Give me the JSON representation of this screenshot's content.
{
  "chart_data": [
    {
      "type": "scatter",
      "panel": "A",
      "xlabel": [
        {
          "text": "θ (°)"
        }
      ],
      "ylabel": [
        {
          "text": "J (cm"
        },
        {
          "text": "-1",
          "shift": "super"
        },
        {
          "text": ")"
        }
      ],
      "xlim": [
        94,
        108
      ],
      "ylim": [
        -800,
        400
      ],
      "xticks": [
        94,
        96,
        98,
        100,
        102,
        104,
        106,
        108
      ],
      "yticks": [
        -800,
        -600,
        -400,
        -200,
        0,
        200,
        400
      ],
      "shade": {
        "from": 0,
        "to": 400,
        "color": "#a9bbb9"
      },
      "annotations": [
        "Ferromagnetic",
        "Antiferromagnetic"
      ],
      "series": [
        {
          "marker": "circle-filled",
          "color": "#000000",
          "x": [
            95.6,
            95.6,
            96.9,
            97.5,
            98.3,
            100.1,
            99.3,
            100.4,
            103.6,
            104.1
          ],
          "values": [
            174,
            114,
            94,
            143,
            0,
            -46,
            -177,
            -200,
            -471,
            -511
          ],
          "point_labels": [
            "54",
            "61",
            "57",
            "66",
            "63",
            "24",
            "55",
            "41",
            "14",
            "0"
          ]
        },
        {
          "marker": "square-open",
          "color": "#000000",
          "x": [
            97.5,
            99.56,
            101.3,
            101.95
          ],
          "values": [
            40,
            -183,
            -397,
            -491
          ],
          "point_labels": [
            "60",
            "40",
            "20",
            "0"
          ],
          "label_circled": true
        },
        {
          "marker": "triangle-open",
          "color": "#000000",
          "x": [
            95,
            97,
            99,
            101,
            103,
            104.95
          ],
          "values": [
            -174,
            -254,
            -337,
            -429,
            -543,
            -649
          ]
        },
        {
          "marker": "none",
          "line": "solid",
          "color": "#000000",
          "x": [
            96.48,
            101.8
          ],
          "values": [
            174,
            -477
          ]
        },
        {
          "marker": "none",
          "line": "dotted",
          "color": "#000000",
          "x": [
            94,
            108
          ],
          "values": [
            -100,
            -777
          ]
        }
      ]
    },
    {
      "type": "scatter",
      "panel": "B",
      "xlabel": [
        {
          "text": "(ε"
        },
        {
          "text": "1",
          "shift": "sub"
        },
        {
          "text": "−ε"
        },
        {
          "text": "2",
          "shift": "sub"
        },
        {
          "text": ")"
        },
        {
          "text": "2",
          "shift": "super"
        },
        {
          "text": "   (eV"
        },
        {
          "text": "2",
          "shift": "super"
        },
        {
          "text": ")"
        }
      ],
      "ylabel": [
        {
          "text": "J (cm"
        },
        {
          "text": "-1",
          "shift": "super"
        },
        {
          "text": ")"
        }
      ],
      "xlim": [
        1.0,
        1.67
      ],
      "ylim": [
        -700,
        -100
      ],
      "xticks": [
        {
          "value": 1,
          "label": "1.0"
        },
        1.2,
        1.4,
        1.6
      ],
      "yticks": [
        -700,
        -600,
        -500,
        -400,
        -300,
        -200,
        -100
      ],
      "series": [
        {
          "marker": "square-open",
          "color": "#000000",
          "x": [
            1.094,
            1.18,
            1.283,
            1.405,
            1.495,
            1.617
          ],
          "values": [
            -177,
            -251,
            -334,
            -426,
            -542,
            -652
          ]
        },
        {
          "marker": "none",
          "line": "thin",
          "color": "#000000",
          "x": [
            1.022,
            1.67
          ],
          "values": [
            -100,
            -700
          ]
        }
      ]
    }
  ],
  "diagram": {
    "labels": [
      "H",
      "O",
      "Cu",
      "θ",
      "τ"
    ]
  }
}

******************************

Your task is to reproduce the whole listing exactly.

▶ [COMPLETE ANSWER]:
Give me the JSON representation of this screenshot's content.
{
  "chart_data": [
    {
      "type": "scatter",
      "panel": "A",
      "xlabel": [
        {
          "text": "θ (°)"
        }
      ],
      "ylabel": [
        {
          "text": "J (cm"
        },
        {
          "text": "-1",
          "shift": "super"
        },
        {
          "text": ")"
        }
      ],
      "xlim": [
        94,
        108
      ],
      "ylim": [
        -800,
        400
      ],
      "xticks": [
        94,
        96,
        98,
        100,
        102,
        104,
        106,
        108
      ],
      "yticks": [
        -800,
        -600,
        -400,
        -200,
        0,
        200,
        400
      ],
      "shade": {
        "from": 0,
        "to": 400,
        "color": "#a9bbb9"
      },
      "annotations": [
        "Ferromagnetic",
        "Antiferromagnetic"
      ],
      "series": [
        {
          "marker": "circle-filled",
          "color": "#000000",
          "x": [
            95.6,
            95.6,
            96.9,
            97.5,
            98.3,
            100.1,
            99.3,
            100.4,
            103.6,
            104.1
          ],
          "values": [
            174,
            114,
            94,
            143,
            0,
            -46,
            -177,
            -200,
            -471,
            -511
          ],
          "point_labels": [
            "54",
            "61",
            "57",
            "66",
            "63",
            "24",
            "55",
            "41",
            "14",
            "0"
          ]
        },
        {
          "marker": "square-open",
          "color": "#000000",
          "x": [
            97.5,
            99.56,
            101.3,
            101.95
          ],
          "values": [
            40,
            -183,
            -397,
            -491
          ],
          "point_labels": [
            "60",
            "40",
            "20",
            "0"
          ],
          "label_circled": true
        },
        {
          "marker": "triangle-open",
          "color": "#000000",
          "x": [
            95,
            97,
            99,
            101,
            103,
            104.95
          ],
          "values": [
            -174,
            -254,
            -337,
            -429,
            -543,
            -649
          ]
        },
        {
          "marker": "none",
          "line": "solid",
          "color": "#000000",
          "x": [
            96.48,
            101.8
          ],
          "values": [
            174,
            -477
          ]
        },
        {
          "marker": "none",
          "line": "dotted",
          "color": "#000000",
          "x": [
            94,
            108
          ],
          "values": [
            -100,
            -777
          ]
        }
      ]
    },
    {
      "type": "scatter",
      "panel": "B",
      "xlabel": [
        {
          "text": "(ε"
        },
        {
          "text": "1",
          "shift": "sub"
        },
        {
          "text": "−ε"
        },
        {
          "text": "2",
          "shift": "sub"
        },
        {
          "text": ")"
        },
        {
          "text": "2",
          "shift": "super"
        },
        {
          "text": "   (eV"
        },
        {
          "text": "2",
          "shift": "super"
        },
        {
          "text": ")"
        }
      ],
      "ylabel": [
        {
          "text": "J (cm"
        },
        {
          "text": "-1",
          "shift": "super"
        },
        {
          "text": ")"
        }
      ],
      "xlim": [
        1.0,
        1.67
      ],
      "ylim": [
        -700,
        -100
      ],
      "xticks": [
        {
          "value": 1,
          "label": "1.0"
        },
        1.2,
        1.4,
        1.6
      ],
      "yticks": [
        -700,
        -600,
        -500,
        -400,
        -300,
        -200,
        -100
      ],
      "series": [
        {
          "marker": "square-open",
          "color": "#000000",
          "x": [
            1.094,
            1.18,
            1.283,
            1.405,
            1.495,
            1.617
          ],
          "values": [
            -177,
            -251,
            -334,
            -426,
            -542,
            -652
          ]
        },
        {
          "marker": "none",
          "line": "thin",
          "color": "#000000",
          "x": [
            1.022,
            1.67
          ],
          "values": [
            -100,
            -700
          ]
        }
      ]
    }
  ],
  "diagram": {
    "labels": [
      "H",
      "O",
      "Cu",
      "θ",
      "τ"
    ]
  }
}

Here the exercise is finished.